What the exercise asks
From the entries that follow, gather each line holding the word "xlabel".

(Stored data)

----------

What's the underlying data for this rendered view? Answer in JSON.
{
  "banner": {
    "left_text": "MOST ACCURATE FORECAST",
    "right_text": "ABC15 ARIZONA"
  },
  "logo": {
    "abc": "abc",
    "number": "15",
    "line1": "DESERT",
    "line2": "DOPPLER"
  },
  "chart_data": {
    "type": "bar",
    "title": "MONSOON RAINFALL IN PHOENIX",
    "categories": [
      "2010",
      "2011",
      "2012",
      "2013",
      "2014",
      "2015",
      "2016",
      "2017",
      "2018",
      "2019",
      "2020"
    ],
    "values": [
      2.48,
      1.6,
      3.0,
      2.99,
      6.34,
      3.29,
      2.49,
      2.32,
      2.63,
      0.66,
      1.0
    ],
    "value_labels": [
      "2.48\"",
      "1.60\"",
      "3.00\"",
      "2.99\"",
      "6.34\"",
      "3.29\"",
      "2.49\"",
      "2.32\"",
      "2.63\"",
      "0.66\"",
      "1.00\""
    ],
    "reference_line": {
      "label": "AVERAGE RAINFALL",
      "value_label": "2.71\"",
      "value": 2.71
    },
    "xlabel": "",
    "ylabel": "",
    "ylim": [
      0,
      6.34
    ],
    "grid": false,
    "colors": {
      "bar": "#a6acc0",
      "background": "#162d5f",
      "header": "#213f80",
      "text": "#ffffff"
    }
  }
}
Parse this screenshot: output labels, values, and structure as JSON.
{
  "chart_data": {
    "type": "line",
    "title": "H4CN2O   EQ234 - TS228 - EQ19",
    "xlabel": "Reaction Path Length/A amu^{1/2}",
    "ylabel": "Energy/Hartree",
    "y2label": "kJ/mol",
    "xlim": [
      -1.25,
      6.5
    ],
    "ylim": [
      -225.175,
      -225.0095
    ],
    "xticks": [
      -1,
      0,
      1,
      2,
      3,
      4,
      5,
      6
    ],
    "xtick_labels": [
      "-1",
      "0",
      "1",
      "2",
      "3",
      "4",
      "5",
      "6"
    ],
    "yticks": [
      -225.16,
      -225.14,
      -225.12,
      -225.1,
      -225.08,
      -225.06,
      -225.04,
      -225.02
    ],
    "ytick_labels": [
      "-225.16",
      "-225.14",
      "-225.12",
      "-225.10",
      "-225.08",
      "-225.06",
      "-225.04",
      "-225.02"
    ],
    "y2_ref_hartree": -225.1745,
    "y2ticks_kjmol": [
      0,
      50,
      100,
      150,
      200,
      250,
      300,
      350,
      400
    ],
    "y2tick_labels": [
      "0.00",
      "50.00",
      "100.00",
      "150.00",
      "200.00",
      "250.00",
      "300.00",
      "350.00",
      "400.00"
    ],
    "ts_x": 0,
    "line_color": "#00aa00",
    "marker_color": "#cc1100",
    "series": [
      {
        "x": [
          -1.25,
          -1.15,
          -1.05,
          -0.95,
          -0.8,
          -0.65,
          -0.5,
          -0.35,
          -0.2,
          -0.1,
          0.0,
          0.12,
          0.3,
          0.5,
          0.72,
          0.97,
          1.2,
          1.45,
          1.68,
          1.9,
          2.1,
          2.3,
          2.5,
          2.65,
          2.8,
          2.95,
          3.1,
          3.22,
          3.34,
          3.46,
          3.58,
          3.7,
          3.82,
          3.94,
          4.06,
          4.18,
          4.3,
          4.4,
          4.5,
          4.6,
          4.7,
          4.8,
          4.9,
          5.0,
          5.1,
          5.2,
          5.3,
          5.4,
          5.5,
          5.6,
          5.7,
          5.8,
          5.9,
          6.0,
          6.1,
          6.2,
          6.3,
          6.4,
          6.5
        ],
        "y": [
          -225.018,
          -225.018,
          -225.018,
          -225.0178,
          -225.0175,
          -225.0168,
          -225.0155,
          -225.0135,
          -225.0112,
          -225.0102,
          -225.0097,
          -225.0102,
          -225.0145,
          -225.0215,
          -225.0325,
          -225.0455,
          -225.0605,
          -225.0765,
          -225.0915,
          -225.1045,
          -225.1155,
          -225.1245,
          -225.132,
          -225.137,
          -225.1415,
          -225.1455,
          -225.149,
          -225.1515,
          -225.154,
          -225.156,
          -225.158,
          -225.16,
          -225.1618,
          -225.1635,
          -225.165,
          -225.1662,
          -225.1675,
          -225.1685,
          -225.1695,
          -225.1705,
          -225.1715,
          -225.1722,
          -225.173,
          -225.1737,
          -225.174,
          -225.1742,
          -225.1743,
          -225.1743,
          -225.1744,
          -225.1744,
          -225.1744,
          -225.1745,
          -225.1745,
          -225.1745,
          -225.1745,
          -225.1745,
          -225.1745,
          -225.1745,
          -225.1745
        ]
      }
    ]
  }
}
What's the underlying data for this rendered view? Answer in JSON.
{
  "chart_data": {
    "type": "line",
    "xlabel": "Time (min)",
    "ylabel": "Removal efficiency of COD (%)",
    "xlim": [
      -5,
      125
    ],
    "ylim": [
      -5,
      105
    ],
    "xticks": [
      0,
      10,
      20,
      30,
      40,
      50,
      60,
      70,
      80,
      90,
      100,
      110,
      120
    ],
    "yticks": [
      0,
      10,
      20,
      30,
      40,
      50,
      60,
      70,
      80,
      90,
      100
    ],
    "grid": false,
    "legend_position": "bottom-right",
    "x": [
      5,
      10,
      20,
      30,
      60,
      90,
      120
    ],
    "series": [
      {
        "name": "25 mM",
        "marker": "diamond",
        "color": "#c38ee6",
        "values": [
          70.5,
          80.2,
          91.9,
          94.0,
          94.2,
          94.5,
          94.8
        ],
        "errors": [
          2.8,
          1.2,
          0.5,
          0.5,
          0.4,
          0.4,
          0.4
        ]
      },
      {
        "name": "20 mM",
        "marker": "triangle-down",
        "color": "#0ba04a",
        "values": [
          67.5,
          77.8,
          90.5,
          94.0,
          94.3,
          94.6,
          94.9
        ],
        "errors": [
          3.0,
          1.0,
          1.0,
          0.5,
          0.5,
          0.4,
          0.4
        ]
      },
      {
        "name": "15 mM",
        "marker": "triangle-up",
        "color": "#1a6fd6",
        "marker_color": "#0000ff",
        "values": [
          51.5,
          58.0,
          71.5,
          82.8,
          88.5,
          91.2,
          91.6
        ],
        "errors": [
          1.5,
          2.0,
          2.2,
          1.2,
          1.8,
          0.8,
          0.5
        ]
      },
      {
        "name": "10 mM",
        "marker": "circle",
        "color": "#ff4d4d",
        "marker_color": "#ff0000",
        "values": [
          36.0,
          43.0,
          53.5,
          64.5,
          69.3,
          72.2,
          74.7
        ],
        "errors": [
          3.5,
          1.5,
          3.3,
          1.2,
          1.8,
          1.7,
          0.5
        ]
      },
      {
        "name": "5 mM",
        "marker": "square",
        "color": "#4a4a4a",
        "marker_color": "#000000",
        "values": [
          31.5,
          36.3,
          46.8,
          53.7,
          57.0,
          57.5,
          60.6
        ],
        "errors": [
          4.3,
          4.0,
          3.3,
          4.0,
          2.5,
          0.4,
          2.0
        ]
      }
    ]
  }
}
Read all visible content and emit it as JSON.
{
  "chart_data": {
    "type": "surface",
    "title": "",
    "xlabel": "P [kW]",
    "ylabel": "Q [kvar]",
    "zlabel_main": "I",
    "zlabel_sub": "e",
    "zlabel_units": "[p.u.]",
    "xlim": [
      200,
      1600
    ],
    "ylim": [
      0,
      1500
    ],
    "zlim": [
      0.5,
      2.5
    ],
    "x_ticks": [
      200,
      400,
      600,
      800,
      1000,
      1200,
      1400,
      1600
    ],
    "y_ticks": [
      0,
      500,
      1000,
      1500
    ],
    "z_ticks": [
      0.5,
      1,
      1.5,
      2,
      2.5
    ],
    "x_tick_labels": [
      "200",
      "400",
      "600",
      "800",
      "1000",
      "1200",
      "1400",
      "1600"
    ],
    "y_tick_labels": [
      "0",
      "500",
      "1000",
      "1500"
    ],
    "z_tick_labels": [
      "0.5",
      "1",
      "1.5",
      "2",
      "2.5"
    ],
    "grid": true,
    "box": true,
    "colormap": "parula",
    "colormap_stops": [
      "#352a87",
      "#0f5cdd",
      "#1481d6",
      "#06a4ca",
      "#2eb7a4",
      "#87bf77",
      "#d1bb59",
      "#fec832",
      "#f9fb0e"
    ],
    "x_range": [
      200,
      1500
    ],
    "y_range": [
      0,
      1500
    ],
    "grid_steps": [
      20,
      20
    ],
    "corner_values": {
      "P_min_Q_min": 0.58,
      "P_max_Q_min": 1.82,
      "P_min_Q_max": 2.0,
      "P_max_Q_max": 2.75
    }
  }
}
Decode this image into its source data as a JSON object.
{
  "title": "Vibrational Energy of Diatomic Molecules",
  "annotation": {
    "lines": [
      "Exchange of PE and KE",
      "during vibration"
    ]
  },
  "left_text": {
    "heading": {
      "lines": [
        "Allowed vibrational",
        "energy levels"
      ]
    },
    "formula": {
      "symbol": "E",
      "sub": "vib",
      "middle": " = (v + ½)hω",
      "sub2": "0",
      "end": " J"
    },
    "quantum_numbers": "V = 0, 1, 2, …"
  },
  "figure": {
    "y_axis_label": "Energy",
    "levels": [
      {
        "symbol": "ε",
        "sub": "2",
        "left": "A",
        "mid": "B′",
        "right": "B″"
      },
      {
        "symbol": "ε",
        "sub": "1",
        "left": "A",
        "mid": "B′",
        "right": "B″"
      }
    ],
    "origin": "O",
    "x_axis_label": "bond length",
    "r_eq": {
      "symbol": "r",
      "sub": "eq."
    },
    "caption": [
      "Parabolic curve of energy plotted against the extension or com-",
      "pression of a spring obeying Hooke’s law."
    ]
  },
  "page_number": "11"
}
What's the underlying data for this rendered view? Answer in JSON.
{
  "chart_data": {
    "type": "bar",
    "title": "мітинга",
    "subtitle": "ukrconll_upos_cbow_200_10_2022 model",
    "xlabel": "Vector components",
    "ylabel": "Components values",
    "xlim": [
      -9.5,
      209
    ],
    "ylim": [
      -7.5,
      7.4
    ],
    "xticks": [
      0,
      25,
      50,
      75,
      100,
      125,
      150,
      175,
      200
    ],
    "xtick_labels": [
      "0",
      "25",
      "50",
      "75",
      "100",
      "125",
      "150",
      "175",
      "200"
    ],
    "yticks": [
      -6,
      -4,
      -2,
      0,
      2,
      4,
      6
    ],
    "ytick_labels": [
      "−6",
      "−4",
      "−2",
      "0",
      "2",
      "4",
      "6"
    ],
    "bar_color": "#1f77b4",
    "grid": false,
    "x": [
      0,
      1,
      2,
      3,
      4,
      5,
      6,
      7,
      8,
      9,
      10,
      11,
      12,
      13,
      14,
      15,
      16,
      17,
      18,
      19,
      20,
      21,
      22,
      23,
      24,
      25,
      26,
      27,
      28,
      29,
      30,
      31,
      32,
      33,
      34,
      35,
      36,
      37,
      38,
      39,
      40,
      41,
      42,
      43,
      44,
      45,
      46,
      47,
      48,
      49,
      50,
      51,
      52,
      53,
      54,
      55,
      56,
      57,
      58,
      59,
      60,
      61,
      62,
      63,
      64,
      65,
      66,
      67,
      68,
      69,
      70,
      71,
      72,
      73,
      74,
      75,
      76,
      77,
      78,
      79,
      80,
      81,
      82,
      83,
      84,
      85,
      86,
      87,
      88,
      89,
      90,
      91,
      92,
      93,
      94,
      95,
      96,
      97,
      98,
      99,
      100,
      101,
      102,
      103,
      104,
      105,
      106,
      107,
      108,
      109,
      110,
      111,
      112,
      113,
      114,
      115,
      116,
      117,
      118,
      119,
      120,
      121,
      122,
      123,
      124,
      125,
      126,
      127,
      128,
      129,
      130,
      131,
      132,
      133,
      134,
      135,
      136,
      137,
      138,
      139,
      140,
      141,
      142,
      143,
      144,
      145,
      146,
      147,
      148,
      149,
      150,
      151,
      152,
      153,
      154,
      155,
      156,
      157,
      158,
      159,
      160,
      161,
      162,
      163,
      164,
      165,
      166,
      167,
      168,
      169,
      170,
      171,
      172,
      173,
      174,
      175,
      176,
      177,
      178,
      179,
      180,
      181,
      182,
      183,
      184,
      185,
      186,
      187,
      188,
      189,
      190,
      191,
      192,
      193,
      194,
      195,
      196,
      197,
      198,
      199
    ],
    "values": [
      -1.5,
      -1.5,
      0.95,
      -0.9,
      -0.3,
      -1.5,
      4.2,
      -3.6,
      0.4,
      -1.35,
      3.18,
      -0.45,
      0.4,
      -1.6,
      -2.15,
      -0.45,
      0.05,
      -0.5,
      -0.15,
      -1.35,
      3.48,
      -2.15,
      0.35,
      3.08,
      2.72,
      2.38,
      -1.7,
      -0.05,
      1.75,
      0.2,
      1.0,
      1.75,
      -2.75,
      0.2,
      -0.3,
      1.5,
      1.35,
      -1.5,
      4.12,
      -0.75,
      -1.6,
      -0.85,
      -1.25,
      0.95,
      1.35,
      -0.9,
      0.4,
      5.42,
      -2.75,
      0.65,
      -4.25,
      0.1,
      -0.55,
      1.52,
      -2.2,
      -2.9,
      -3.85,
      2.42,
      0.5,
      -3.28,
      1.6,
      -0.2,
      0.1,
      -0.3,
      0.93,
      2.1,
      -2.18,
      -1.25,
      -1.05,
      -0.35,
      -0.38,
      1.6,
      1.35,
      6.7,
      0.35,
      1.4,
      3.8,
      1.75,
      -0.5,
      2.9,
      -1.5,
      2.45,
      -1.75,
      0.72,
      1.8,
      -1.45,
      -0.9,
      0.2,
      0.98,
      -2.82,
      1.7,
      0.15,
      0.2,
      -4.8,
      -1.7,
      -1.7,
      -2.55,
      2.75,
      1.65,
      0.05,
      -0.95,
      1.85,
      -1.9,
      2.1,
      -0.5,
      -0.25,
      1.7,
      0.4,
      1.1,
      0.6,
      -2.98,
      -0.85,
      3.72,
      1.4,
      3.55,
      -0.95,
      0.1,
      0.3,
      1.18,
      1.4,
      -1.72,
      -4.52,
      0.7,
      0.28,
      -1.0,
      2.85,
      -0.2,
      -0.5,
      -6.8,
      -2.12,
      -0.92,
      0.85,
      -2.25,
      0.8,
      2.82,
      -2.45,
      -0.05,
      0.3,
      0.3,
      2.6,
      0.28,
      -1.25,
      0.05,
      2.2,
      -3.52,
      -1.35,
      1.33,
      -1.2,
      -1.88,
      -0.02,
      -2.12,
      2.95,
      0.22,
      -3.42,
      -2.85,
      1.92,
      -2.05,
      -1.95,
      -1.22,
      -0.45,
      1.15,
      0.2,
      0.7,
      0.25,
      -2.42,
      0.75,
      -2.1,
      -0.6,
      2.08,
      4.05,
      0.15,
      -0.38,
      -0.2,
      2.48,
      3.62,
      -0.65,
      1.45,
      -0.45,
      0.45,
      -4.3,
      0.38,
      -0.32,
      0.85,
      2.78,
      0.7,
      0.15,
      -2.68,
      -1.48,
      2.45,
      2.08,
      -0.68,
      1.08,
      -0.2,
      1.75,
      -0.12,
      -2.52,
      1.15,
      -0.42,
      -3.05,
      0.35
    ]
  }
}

----------

Result
    "xlabel": "",
    "xlabel": "Reaction Path Length/A amu^{1/2}",
    "xlabel": "Time (min)",
    "xlabel": "P [kW]",
    "xlabel": "Vector components",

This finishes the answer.